SHORT PROBLEM: Show each line that has the string "this" in it.

[Stored data entries]
★ ★ ★ ★ ★

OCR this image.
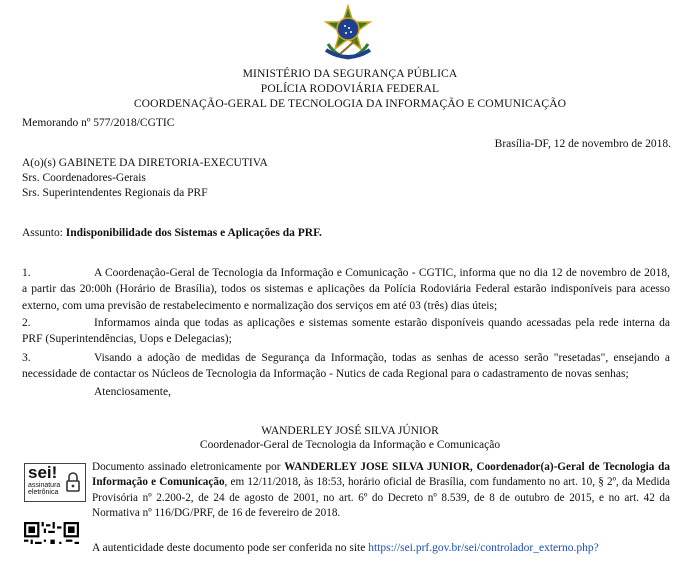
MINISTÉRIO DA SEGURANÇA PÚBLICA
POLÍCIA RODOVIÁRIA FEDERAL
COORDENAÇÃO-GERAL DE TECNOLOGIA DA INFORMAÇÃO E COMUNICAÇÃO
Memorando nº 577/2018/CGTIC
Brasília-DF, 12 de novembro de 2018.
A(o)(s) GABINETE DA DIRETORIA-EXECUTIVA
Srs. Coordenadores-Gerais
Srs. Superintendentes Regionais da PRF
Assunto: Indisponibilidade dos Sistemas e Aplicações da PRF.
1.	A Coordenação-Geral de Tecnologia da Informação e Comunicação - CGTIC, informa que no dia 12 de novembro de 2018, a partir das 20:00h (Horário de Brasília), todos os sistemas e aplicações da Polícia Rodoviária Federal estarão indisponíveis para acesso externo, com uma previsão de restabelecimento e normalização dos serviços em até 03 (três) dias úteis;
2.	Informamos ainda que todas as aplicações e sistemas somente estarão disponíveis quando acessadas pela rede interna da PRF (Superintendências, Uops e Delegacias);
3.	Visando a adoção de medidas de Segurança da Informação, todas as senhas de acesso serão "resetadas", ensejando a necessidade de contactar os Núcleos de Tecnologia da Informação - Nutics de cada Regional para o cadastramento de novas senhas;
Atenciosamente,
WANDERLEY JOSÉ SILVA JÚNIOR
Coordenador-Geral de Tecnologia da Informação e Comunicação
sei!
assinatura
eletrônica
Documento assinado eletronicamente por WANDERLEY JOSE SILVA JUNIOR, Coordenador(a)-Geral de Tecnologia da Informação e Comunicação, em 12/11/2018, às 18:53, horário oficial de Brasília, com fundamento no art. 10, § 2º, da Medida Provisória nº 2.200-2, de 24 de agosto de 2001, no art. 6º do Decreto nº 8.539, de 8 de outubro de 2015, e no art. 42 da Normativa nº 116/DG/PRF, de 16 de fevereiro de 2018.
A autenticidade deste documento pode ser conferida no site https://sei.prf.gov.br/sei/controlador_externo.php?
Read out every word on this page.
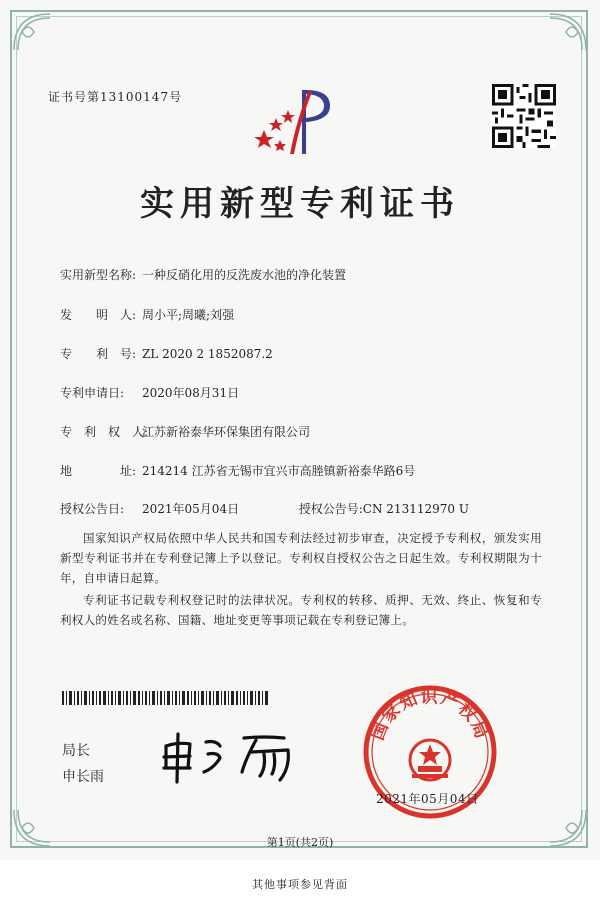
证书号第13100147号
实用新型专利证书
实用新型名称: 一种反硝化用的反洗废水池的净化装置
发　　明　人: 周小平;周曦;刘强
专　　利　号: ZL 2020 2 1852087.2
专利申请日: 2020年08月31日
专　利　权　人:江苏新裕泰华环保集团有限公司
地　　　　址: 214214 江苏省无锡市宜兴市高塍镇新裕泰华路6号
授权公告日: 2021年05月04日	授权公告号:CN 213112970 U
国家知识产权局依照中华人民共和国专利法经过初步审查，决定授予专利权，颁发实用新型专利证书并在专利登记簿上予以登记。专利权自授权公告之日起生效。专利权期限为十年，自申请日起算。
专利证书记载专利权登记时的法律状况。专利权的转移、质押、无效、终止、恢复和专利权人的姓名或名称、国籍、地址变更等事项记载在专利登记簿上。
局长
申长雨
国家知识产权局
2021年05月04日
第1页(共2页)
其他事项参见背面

★ ★ ★ ★ ★

RESULT:
OCR this image.
Read out every word on this page.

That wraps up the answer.